-- START OF SUPPLIED RECORDS --
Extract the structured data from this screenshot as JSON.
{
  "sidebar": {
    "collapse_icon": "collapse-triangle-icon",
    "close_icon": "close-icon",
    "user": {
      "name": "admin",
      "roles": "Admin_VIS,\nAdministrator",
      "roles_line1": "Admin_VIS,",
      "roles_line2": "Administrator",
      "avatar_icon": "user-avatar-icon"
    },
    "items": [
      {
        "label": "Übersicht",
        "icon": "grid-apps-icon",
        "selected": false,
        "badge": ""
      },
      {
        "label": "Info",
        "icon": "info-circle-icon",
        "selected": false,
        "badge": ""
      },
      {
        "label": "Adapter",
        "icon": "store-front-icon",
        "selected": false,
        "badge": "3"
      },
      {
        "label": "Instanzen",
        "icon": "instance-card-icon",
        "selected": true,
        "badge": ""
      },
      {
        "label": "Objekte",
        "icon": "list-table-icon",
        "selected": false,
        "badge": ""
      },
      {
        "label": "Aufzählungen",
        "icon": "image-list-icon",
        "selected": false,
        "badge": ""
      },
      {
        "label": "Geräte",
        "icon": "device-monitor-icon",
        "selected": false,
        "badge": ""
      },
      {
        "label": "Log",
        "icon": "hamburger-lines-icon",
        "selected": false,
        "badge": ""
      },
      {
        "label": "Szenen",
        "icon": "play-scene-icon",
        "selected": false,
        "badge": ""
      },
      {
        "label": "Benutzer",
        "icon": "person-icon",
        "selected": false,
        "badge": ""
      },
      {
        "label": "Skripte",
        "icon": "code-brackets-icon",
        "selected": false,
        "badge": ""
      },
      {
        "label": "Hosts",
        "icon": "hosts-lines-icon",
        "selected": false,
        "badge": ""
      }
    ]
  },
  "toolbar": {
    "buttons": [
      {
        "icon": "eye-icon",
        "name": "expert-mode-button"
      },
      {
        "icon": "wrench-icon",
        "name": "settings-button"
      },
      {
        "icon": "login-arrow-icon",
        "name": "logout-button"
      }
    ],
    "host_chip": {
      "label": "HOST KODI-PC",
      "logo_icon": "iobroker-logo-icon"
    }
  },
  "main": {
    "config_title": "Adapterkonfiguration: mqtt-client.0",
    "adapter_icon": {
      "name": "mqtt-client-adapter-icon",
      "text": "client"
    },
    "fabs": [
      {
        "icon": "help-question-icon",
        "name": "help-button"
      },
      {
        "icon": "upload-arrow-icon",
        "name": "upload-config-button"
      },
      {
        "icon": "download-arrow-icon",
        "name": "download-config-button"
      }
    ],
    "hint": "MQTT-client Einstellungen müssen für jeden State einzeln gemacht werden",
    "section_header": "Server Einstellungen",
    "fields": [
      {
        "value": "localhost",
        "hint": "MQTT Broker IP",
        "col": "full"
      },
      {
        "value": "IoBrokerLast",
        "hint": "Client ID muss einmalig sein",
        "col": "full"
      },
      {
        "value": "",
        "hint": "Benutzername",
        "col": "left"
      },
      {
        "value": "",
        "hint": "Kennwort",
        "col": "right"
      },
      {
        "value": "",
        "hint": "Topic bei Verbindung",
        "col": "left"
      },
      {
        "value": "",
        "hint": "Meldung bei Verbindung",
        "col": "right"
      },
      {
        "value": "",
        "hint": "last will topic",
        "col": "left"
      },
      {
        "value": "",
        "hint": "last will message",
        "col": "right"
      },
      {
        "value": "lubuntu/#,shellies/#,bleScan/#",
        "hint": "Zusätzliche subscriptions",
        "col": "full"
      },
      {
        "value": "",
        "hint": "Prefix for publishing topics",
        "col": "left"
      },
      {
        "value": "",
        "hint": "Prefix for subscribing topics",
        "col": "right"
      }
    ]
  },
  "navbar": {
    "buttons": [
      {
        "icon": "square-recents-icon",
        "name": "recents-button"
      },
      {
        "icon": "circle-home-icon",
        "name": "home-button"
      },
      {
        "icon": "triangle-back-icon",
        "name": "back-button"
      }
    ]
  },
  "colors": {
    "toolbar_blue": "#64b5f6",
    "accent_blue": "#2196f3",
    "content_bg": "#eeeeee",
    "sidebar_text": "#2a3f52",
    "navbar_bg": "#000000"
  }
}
-- END OF SUPPLIED RECORDS --
#### DIRECTION
Every entry above needs to be quoted exactly.

#### THE RESPONSE
Extract the structured data from this screenshot as JSON.
{
  "sidebar": {
    "collapse_icon": "collapse-triangle-icon",
    "close_icon": "close-icon",
    "user": {
      "name": "admin",
      "roles": "Admin_VIS,\nAdministrator",
      "roles_line1": "Admin_VIS,",
      "roles_line2": "Administrator",
      "avatar_icon": "user-avatar-icon"
    },
    "items": [
      {
        "label": "Übersicht",
        "icon": "grid-apps-icon",
        "selected": false,
        "badge": ""
      },
      {
        "label": "Info",
        "icon": "info-circle-icon",
        "selected": false,
        "badge": ""
      },
      {
        "label": "Adapter",
        "icon": "store-front-icon",
        "selected": false,
        "badge": "3"
      },
      {
        "label": "Instanzen",
        "icon": "instance-card-icon",
        "selected": true,
        "badge": ""
      },
      {
        "label": "Objekte",
        "icon": "list-table-icon",
        "selected": false,
        "badge": ""
      },
      {
        "label": "Aufzählungen",
        "icon": "image-list-icon",
        "selected": false,
        "badge": ""
      },
      {
        "label": "Geräte",
        "icon": "device-monitor-icon",
        "selected": false,
        "badge": ""
      },
      {
        "label": "Log",
        "icon": "hamburger-lines-icon",
        "selected": false,
        "badge": ""
      },
      {
        "label": "Szenen",
        "icon": "play-scene-icon",
        "selected": false,
        "badge": ""
      },
      {
        "label": "Benutzer",
        "icon": "person-icon",
        "selected": false,
        "badge": ""
      },
      {
        "label": "Skripte",
        "icon": "code-brackets-icon",
        "selected": false,
        "badge": ""
      },
      {
        "label": "Hosts",
        "icon": "hosts-lines-icon",
        "selected": false,
        "badge": ""
      }
    ]
  },
  "toolbar": {
    "buttons": [
      {
        "icon": "eye-icon",
        "name": "expert-mode-button"
      },
      {
        "icon": "wrench-icon",
        "name": "settings-button"
      },
      {
        "icon": "login-arrow-icon",
        "name": "logout-button"
      }
    ],
    "host_chip": {
      "label": "HOST KODI-PC",
      "logo_icon": "iobroker-logo-icon"
    }
  },
  "main": {
    "config_title": "Adapterkonfiguration: mqtt-client.0",
    "adapter_icon": {
      "name": "mqtt-client-adapter-icon",
      "text": "client"
    },
    "fabs": [
      {
        "icon": "help-question-icon",
        "name": "help-button"
      },
      {
        "icon": "upload-arrow-icon",
        "name": "upload-config-button"
      },
      {
        "icon": "download-arrow-icon",
        "name": "download-config-button"
      }
    ],
    "hint": "MQTT-client Einstellungen müssen für jeden State einzeln gemacht werden",
    "section_header": "Server Einstellungen",
    "fields": [
      {
        "value": "localhost",
        "hint": "MQTT Broker IP",
        "col": "full"
      },
      {
        "value": "IoBrokerLast",
        "hint": "Client ID muss einmalig sein",
        "col": "full"
      },
      {
        "value": "",
        "hint": "Benutzername",
        "col": "left"
      },
      {
        "value": "",
        "hint": "Kennwort",
        "col": "right"
      },
      {
        "value": "",
        "hint": "Topic bei Verbindung",
        "col": "left"
      },
      {
        "value": "",
        "hint": "Meldung bei Verbindung",
        "col": "right"
      },
      {
        "value": "",
        "hint": "last will topic",
        "col": "left"
      },
      {
        "value": "",
        "hint": "last will message",
        "col": "right"
      },
      {
        "value": "lubuntu/#,shellies/#,bleScan/#",
        "hint": "Zusätzliche subscriptions",
        "col": "full"
      },
      {
        "value": "",
        "hint": "Prefix for publishing topics",
        "col": "left"
      },
      {
        "value": "",
        "hint": "Prefix for subscribing topics",
        "col": "right"
      }
    ]
  },
  "navbar": {
    "buttons": [
      {
        "icon": "square-recents-icon",
        "name": "recents-button"
      },
      {
        "icon": "circle-home-icon",
        "name": "home-button"
      },
      {
        "icon": "triangle-back-icon",
        "name": "back-button"
      }
    ]
  },
  "colors": {
    "toolbar_blue": "#64b5f6",
    "accent_blue": "#2196f3",
    "content_bg": "#eeeeee",
    "sidebar_text": "#2a3f52",
    "navbar_bg": "#000000"
  }
}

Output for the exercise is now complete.